Transcribe the entries below exactly.

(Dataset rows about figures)
------------------------

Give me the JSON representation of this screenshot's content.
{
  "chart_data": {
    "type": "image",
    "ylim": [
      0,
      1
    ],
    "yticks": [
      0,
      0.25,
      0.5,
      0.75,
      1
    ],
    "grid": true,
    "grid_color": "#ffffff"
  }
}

------------------------

Answer in full ::
Give me the JSON representation of this screenshot's content.
{
  "chart_data": {
    "type": "image",
    "ylim": [
      0,
      1
    ],
    "yticks": [
      0,
      0.25,
      0.5,
      0.75,
      1
    ],
    "grid": true,
    "grid_color": "#ffffff"
  }
}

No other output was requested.